### SOURCE MATERIAL

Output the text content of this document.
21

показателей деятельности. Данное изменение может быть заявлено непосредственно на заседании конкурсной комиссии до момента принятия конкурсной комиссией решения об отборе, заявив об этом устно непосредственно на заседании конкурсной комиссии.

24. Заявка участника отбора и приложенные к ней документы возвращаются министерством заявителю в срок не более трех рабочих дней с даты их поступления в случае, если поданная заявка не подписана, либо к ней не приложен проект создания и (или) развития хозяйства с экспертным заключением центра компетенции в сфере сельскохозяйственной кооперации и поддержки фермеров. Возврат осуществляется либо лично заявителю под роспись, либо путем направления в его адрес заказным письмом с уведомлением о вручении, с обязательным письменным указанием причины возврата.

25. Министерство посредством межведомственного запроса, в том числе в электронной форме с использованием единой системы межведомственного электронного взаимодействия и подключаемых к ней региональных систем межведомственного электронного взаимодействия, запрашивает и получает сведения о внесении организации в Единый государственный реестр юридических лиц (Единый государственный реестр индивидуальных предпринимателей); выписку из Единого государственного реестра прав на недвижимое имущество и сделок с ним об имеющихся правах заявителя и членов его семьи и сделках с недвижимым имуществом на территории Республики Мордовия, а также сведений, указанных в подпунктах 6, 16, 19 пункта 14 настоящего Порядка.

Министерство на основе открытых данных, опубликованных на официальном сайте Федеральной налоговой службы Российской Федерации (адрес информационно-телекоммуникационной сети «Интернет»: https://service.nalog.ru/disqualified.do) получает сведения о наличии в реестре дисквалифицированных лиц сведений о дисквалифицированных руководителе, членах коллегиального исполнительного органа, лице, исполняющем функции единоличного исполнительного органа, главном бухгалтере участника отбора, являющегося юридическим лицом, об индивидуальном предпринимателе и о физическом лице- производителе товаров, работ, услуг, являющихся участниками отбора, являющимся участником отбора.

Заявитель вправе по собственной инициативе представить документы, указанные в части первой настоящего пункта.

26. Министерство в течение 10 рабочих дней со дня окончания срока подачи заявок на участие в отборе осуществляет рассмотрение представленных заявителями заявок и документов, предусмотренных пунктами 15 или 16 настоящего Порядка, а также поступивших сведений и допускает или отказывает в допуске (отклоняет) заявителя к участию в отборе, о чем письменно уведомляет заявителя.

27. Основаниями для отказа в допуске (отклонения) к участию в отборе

######

◆ TO DO
Write the material out exactly, with nothing left out.

◆ RESULT
Output the text content of this document.
21

показателей деятельности. Данное изменение может быть заявлено непосредственно на заседании конкурсной комиссии до момента принятия конкурсной комиссией решения об отборе, заявив об этом устно непосредственно на заседании конкурсной комиссии.

24. Заявка участника отбора и приложенные к ней документы возвращаются министерством заявителю в срок не более трех рабочих дней с даты их поступления в случае, если поданная заявка не подписана, либо к ней не приложен проект создания и (или) развития хозяйства с экспертным заключением центра компетенции в сфере сельскохозяйственной кооперации и поддержки фермеров. Возврат осуществляется либо лично заявителю под роспись, либо путем направления в его адрес заказным письмом с уведомлением о вручении, с обязательным письменным указанием причины возврата.

25. Министерство посредством межведомственного запроса, в том числе в электронной форме с использованием единой системы межведомственного электронного взаимодействия и подключаемых к ней региональных систем межведомственного электронного взаимодействия, запрашивает и получает сведения о внесении организации в Единый государственный реестр юридических лиц (Единый государственный реестр индивидуальных предпринимателей); выписку из Единого государственного реестра прав на недвижимое имущество и сделок с ним об имеющихся правах заявителя и членов его семьи и сделках с недвижимым имуществом на территории Республики Мордовия, а также сведений, указанных в подпунктах 6, 16, 19 пункта 14 настоящего Порядка.

Министерство на основе открытых данных, опубликованных на официальном сайте Федеральной налоговой службы Российской Федерации (адрес информационно-телекоммуникационной сети «Интернет»: https://service.nalog.ru/disqualified.do) получает сведения о наличии в реестре дисквалифицированных лиц сведений о дисквалифицированных руководителе, членах коллегиального исполнительного органа, лице, исполняющем функции единоличного исполнительного органа, главном бухгалтере участника отбора, являющегося юридическим лицом, об индивидуальном предпринимателе и о физическом лице- производителе товаров, работ, услуг, являющихся участниками отбора, являющимся участником отбора.

Заявитель вправе по собственной инициативе представить документы, указанные в части первой настоящего пункта.

26. Министерство в течение 10 рабочих дней со дня окончания срока подачи заявок на участие в отборе осуществляет рассмотрение представленных заявителями заявок и документов, предусмотренных пунктами 15 или 16 настоящего Порядка, а также поступивших сведений и допускает или отказывает в допуске (отклоняет) заявителя к участию в отборе, о чем письменно уведомляет заявителя.

27. Основаниями для отказа в допуске (отклонения) к участию в отборе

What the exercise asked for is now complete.